## What to do
Copy out each line featuring the string "structured" from the entries beneath.
BEGIN Recorded data
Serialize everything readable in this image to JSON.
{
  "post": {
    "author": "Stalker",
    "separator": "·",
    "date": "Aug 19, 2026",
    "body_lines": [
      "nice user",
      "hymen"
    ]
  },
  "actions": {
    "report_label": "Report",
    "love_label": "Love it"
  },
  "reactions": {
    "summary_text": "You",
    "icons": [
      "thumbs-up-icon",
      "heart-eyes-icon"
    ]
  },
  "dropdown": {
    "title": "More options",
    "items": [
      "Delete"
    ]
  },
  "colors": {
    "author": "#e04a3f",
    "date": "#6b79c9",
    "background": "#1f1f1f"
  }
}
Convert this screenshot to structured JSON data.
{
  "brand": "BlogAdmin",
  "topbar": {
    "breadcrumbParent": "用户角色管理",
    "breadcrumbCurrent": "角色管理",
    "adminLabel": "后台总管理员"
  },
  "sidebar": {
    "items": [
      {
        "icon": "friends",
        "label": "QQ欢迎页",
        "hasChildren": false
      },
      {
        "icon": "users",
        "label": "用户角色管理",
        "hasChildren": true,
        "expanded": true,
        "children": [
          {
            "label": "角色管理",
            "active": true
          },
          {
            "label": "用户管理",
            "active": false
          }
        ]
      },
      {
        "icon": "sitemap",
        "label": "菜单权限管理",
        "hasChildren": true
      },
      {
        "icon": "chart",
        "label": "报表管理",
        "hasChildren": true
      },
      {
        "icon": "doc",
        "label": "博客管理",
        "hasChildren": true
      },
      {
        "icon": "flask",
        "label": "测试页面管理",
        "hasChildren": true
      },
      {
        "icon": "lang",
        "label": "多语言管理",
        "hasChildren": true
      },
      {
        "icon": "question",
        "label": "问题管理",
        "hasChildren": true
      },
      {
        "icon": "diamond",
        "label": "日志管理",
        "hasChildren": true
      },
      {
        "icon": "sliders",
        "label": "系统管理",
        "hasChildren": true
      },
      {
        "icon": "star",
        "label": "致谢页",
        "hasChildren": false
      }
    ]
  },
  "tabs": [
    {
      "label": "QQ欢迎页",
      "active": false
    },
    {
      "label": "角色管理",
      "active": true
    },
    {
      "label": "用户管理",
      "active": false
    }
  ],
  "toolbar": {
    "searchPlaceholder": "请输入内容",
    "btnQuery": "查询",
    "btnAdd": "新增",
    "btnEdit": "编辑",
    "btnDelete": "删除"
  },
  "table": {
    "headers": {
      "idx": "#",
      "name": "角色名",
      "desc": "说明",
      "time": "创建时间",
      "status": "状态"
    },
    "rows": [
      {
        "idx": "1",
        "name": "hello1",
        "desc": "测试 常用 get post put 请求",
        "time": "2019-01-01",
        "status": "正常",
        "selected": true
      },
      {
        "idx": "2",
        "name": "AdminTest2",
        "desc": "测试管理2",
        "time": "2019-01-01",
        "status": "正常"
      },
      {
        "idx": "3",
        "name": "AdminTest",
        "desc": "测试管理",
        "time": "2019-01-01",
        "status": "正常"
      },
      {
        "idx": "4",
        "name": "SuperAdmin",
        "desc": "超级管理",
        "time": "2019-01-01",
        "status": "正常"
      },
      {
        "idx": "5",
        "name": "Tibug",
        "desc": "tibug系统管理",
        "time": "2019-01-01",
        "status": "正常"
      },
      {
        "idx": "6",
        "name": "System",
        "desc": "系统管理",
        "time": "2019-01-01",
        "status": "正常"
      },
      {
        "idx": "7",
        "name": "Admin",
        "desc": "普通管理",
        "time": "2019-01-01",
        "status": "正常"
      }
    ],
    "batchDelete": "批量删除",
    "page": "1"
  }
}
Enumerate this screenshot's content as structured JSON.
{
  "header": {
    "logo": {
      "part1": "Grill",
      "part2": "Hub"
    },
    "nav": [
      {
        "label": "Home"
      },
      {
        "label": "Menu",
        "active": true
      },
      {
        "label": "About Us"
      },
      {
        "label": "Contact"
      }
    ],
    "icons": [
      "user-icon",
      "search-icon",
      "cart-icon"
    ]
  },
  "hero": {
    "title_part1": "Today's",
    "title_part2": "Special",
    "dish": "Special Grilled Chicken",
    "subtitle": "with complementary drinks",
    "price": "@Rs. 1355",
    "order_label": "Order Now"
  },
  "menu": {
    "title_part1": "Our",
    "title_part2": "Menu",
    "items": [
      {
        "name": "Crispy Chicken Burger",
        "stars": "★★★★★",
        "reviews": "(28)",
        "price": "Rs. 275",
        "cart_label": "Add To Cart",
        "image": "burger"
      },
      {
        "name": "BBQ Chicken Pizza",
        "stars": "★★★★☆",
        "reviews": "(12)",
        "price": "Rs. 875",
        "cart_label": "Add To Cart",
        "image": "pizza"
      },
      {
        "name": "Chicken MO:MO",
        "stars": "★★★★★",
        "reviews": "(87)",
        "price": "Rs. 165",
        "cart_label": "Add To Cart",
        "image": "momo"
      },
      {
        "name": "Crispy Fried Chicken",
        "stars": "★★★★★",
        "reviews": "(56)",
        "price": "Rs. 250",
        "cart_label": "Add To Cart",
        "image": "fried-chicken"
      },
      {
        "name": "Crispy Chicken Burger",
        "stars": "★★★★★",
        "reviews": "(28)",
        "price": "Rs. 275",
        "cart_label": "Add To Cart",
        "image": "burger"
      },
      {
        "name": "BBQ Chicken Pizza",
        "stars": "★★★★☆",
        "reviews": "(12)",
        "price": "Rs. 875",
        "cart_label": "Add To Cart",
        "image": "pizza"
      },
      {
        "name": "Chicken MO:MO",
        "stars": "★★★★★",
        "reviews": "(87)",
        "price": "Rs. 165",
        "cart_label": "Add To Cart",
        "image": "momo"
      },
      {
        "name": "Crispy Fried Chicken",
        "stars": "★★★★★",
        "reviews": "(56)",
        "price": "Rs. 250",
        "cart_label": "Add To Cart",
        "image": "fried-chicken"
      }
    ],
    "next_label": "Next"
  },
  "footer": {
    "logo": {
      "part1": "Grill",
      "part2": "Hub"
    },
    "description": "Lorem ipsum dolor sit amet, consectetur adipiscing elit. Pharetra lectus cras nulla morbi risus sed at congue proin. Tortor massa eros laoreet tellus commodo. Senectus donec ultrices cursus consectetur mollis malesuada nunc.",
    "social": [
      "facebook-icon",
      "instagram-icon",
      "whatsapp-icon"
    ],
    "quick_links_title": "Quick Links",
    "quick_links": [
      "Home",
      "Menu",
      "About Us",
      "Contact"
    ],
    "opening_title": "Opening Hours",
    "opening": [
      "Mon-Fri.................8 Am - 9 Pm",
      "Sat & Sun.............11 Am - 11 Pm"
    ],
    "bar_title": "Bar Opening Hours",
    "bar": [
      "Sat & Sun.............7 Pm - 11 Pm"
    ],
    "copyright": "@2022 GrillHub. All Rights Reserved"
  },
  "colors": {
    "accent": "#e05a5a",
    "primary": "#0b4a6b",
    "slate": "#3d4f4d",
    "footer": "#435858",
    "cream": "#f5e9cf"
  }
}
END Recorded data
## Solution for this problem
Convert this screenshot to structured JSON data.
Enumerate this screenshot's content as structured JSON.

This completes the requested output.